## Problem to solve
Present the lines of the items, starting at the line that contains "- potenzial-label: Potenzial: [832, 274, 1069, 300]" and ending at the line that contains "- table-row[interactable]: DENKOVIusb16 Relay 3", as a JSON list of strings with one string per line and blank lines omitted.

** Start Exercise data **

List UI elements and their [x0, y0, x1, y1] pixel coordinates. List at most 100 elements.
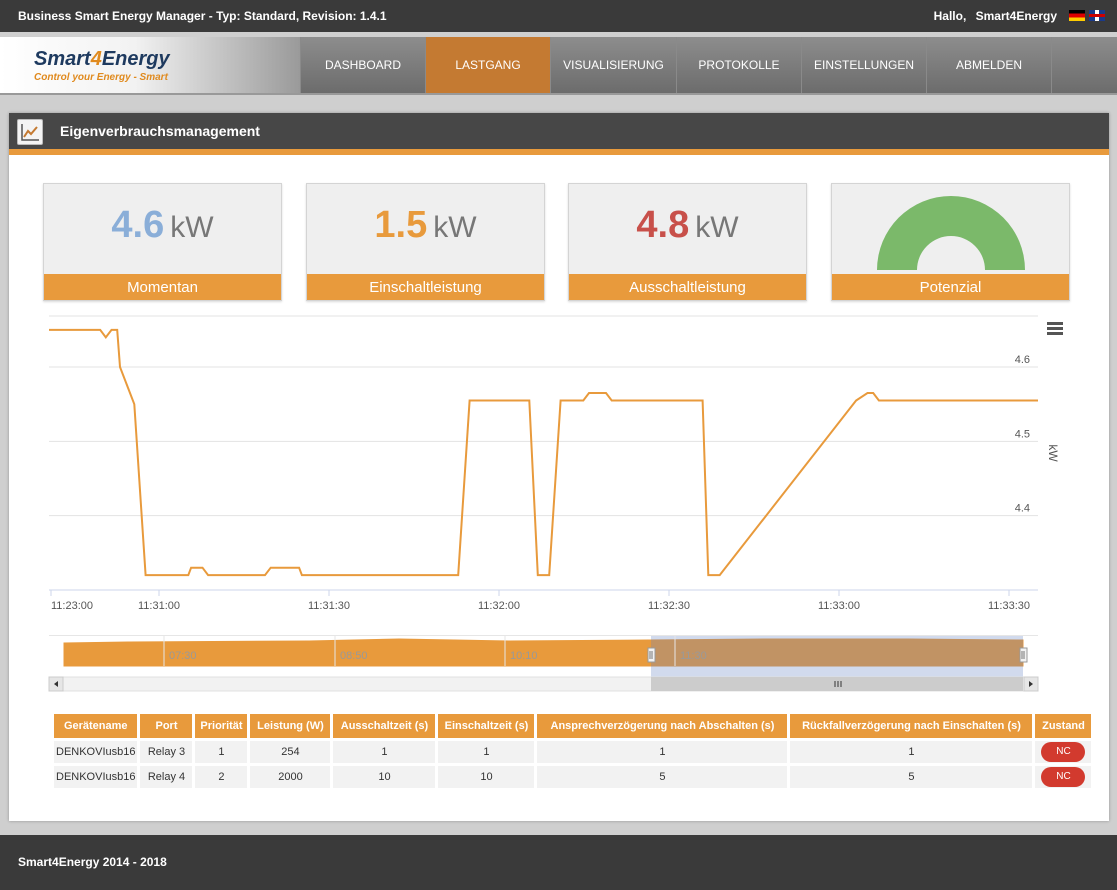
- potenzial-label: Potenzial: [832, 274, 1069, 300]
- cell-ausschaltzeit: 1: [333, 741, 436, 763]
- card-value: 1.5 kW: [307, 204, 544, 247]
- col-ausschaltzeit[interactable]: Ausschaltzeit (s): [333, 714, 436, 738]
- table-row[interactable]: DENKOVIusb16 Relay 3 1 254 1 1 1 1 NC: [54, 741, 1092, 763]
- cell-prioritaet: 2: [195, 766, 248, 788]
- nav-protokolle[interactable]: PROTOKOLLE: [676, 37, 801, 93]
- cell-einschaltzeit: 10: [438, 766, 535, 788]
- cell-port: Relay 4: [140, 766, 193, 788]
- card-momentan: 4.6 kW Momentan: [43, 183, 282, 301]
- chevron-left-icon: [54, 681, 58, 687]
- navigator-series: [63, 638, 1024, 667]
- x-tick-label: 11:31:00: [138, 600, 180, 612]
- y-tick-label: 4.4: [1015, 503, 1030, 515]
- ausschaltleistung-unit: kW: [695, 211, 739, 244]
- line-chart-icon: [17, 119, 43, 145]
- col-ansprechverzoegerung[interactable]: Ansprechverzögerung nach Abschalten (s): [537, 714, 788, 738]
- navigator-tick-label: 08:50: [340, 650, 368, 662]
- cell-leistung: 254: [250, 741, 331, 763]
- x-tick-label: 11:33:30: [988, 600, 1030, 612]
- logo-tagline: Control your Energy - Smart: [34, 72, 168, 83]
- user-greeting: Hallo, Smart4Energy: [928, 9, 1057, 23]
- cell-zustand: NC: [1035, 741, 1092, 763]
- card-value: 4.6 kW: [44, 204, 281, 247]
- col-rueckfallverzoegerung[interactable]: Rückfallverzögerung nach Einschalten (s): [790, 714, 1033, 738]
- card-value: 4.8 kW: [569, 204, 806, 247]
- footer: Smart4Energy 2014 - 2018: [0, 835, 1117, 890]
- einschaltleistung-value: 1.5: [374, 204, 428, 246]
- x-tick-label: 11:31:30: [308, 600, 350, 612]
- scrollbar-thumb[interactable]: [651, 677, 1023, 691]
- card-potenzial: Potenzial: [831, 183, 1070, 301]
- cell-prioritaet: 1: [195, 741, 248, 763]
- col-geraetename[interactable]: Gerätename: [54, 714, 138, 738]
- series-line: [49, 328, 1038, 577]
- x-tick-label: 11:32:00: [478, 600, 520, 612]
- nav-menu: DASHBOARD LASTGANG VISUALISIERUNG PROTOK…: [300, 37, 1117, 93]
- col-port[interactable]: Port: [140, 714, 193, 738]
- status-badge[interactable]: NC: [1041, 742, 1086, 762]
- einschaltleistung-label: Einschaltleistung: [307, 274, 544, 300]
- card-ausschaltleistung: 4.8 kW Ausschaltleistung: [568, 183, 807, 301]
- cell-ausschaltzeit: 10: [333, 766, 436, 788]
- load-curve-chart: 4.4 4.5 4.6 kW 11:23:00 11:31:00 11:31:30 11:32…: [48, 315, 1063, 692]
- navigator-tick-label: 11:30: [680, 650, 707, 662]
- device-table: Gerätename Port Priorität Leistung (W) A…: [51, 711, 1094, 791]
- greeting-text: Hallo,: [933, 9, 967, 23]
- de-flag-icon[interactable]: [1069, 10, 1085, 21]
- uk-flag-icon[interactable]: [1089, 10, 1105, 21]
- hamburger-menu-icon[interactable]: [1047, 322, 1063, 335]
- ausschaltleistung-label: Ausschaltleistung: [569, 274, 806, 300]
- navigator-tick-label: 10:10: [510, 650, 538, 662]
- status-badge[interactable]: NC: [1041, 767, 1086, 787]
- momentan-label: Momentan: [44, 274, 281, 300]
- momentan-unit: kW: [170, 211, 214, 244]
- cell-geraetename: DENKOVIusb16: [54, 766, 138, 788]
- y-tick-label: 4.5: [1015, 428, 1030, 440]
- y-axis-label: kW: [1046, 444, 1060, 462]
- cell-rueckfallverzoegerung: 5: [790, 766, 1033, 788]
- col-prioritaet[interactable]: Priorität: [195, 714, 248, 738]
- card-einschaltleistung: 1.5 kW Einschaltleistung: [306, 183, 545, 301]
- nav-visualisierung[interactable]: VISUALISIERUNG: [550, 37, 676, 93]
- navigator-tick-label: 07:30: [169, 650, 197, 662]
- gauge-arc: [877, 196, 1025, 270]
- cell-einschaltzeit: 1: [438, 741, 535, 763]
- y-tick-label: 4.6: [1015, 354, 1030, 366]
- momentan-value: 4.6: [111, 204, 165, 246]
- einschaltleistung-unit: kW: [433, 211, 477, 244]
- navigator-selection: [651, 636, 1023, 678]
- nav-abmelden[interactable]: ABMELDEN: [926, 37, 1051, 93]
- x-tick-label: 11:23:00: [51, 600, 93, 612]
- cell-zustand: NC: [1035, 766, 1092, 788]
- panel-header: Eigenverbrauchsmanagement: [9, 113, 1109, 155]
- cell-rueckfallverzoegerung: 1: [790, 741, 1033, 763]
- logo[interactable]: Smart4Energy Control your Energy - Smart: [0, 37, 300, 93]
- cell-ansprechverzoegerung: 5: [537, 766, 788, 788]
- nav-spacer: [1051, 37, 1117, 93]
- cell-port: Relay 3: [140, 741, 193, 763]
- language-switcher: [1069, 10, 1105, 21]
- main-panel: Eigenverbrauchsmanagement 4.6 kW Momentan…: [9, 113, 1109, 821]
- x-tick-label: 11:32:30: [648, 600, 690, 612]
- col-einschaltzeit[interactable]: Einschaltzeit (s): [438, 714, 535, 738]
- table-row[interactable]: DENKOVIusb16 Relay 4 2 2000 10 10 5 5 NC: [54, 766, 1092, 788]
- cell-geraetename: DENKOVIusb16: [54, 741, 138, 763]
- nav-dashboard[interactable]: DASHBOARD: [300, 37, 425, 93]
- nav-einstellungen[interactable]: EINSTELLUNGEN: [801, 37, 926, 93]
- x-tick-label: 11:33:00: [818, 600, 860, 612]
- nav-lastgang[interactable]: LASTGANG: [425, 37, 550, 93]
- potenzial-gauge: [877, 196, 1025, 270]
- panel-title: Eigenverbrauchsmanagement: [60, 123, 260, 139]
- cell-ansprechverzoegerung: 1: [537, 741, 788, 763]
- col-leistung[interactable]: Leistung (W): [250, 714, 331, 738]
- table-header-row: Gerätename Port Priorität Leistung (W) A…: [54, 714, 1092, 738]
- col-zustand[interactable]: Zustand: [1035, 714, 1092, 738]
- ausschaltleistung-value: 4.8: [636, 204, 690, 246]
- logo-wordmark: Smart4Energy: [34, 48, 170, 70]
- app-title: Business Smart Energy Manager - Typ: Sta…: [18, 9, 387, 23]
- chevron-right-icon: [1029, 681, 1033, 687]
- user-name[interactable]: Smart4Energy: [975, 9, 1057, 23]
- footer-copyright: Smart4Energy 2014 - 2018: [18, 855, 167, 869]
- top-bar: Business Smart Energy Manager - Typ: Sta…: [0, 0, 1117, 32]
- cell-leistung: 2000: [250, 766, 331, 788]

** End Exercise data **

## Exercise solution
[
  "- potenzial-label: Potenzial: [832, 274, 1069, 300]",
  "- cell-ausschaltzeit: 1: [333, 741, 436, 763]",
  "- card-value: 1.5 kW: [307, 204, 544, 247]",
  "- col-ausschaltzeit[interactable]: Ausschaltzeit (s): [333, 714, 436, 738]",
  "- table-row[interactable]: DENKOVIusb16 Relay 3 1 254 1 1 1 1 NC: [54, 741, 1092, 763]"
]